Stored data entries
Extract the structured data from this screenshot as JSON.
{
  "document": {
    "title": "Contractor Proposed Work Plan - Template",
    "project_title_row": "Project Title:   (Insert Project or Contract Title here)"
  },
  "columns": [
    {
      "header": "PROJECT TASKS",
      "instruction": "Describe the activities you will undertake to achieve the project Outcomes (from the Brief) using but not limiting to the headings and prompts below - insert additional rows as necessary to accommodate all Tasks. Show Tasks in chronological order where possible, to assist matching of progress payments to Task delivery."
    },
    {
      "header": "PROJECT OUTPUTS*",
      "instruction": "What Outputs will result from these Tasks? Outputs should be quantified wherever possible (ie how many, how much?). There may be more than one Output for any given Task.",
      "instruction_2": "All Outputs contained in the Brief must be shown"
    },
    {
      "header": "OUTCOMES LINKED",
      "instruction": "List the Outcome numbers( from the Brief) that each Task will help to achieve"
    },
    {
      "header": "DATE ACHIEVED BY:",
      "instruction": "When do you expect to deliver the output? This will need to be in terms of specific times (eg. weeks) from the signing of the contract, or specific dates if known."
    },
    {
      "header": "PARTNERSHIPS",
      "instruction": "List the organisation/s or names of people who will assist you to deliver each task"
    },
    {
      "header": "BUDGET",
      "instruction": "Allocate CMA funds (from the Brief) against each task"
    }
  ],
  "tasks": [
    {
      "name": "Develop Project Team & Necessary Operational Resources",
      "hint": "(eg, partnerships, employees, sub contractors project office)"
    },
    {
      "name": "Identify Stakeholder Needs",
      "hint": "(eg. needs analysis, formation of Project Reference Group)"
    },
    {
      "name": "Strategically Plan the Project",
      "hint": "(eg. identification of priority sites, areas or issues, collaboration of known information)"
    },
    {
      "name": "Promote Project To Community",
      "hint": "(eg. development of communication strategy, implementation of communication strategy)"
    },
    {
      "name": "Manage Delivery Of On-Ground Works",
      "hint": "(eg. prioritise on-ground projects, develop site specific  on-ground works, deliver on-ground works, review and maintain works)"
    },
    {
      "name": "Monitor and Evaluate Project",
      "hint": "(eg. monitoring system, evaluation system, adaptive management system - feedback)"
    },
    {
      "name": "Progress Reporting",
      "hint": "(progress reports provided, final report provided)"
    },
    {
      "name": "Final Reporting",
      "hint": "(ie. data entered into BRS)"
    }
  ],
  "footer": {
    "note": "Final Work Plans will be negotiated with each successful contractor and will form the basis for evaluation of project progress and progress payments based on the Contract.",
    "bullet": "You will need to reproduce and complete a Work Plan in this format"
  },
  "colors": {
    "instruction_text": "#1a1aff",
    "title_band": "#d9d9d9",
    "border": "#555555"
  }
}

[Work to complete]: Above are some records; extract every one of them exactly.

[Answer to the exercise]:
Extract the structured data from this screenshot as JSON.
{
  "document": {
    "title": "Contractor Proposed Work Plan - Template",
    "project_title_row": "Project Title:   (Insert Project or Contract Title here)"
  },
  "columns": [
    {
      "header": "PROJECT TASKS",
      "instruction": "Describe the activities you will undertake to achieve the project Outcomes (from the Brief) using but not limiting to the headings and prompts below - insert additional rows as necessary to accommodate all Tasks. Show Tasks in chronological order where possible, to assist matching of progress payments to Task delivery."
    },
    {
      "header": "PROJECT OUTPUTS*",
      "instruction": "What Outputs will result from these Tasks? Outputs should be quantified wherever possible (ie how many, how much?). There may be more than one Output for any given Task.",
      "instruction_2": "All Outputs contained in the Brief must be shown"
    },
    {
      "header": "OUTCOMES LINKED",
      "instruction": "List the Outcome numbers( from the Brief) that each Task will help to achieve"
    },
    {
      "header": "DATE ACHIEVED BY:",
      "instruction": "When do you expect to deliver the output? This will need to be in terms of specific times (eg. weeks) from the signing of the contract, or specific dates if known."
    },
    {
      "header": "PARTNERSHIPS",
      "instruction": "List the organisation/s or names of people who will assist you to deliver each task"
    },
    {
      "header": "BUDGET",
      "instruction": "Allocate CMA funds (from the Brief) against each task"
    }
  ],
  "tasks": [
    {
      "name": "Develop Project Team & Necessary Operational Resources",
      "hint": "(eg, partnerships, employees, sub contractors project office)"
    },
    {
      "name": "Identify Stakeholder Needs",
      "hint": "(eg. needs analysis, formation of Project Reference Group)"
    },
    {
      "name": "Strategically Plan the Project",
      "hint": "(eg. identification of priority sites, areas or issues, collaboration of known information)"
    },
    {
      "name": "Promote Project To Community",
      "hint": "(eg. development of communication strategy, implementation of communication strategy)"
    },
    {
      "name": "Manage Delivery Of On-Ground Works",
      "hint": "(eg. prioritise on-ground projects, develop site specific  on-ground works, deliver on-ground works, review and maintain works)"
    },
    {
      "name": "Monitor and Evaluate Project",
      "hint": "(eg. monitoring system, evaluation system, adaptive management system - feedback)"
    },
    {
      "name": "Progress Reporting",
      "hint": "(progress reports provided, final report provided)"
    },
    {
      "name": "Final Reporting",
      "hint": "(ie. data entered into BRS)"
    }
  ],
  "footer": {
    "note": "Final Work Plans will be negotiated with each successful contractor and will form the basis for evaluation of project progress and progress payments based on the Contract.",
    "bullet": "You will need to reproduce and complete a Work Plan in this format"
  },
  "colors": {
    "instruction_text": "#1a1aff",
    "title_band": "#d9d9d9",
    "border": "#555555"
  }
}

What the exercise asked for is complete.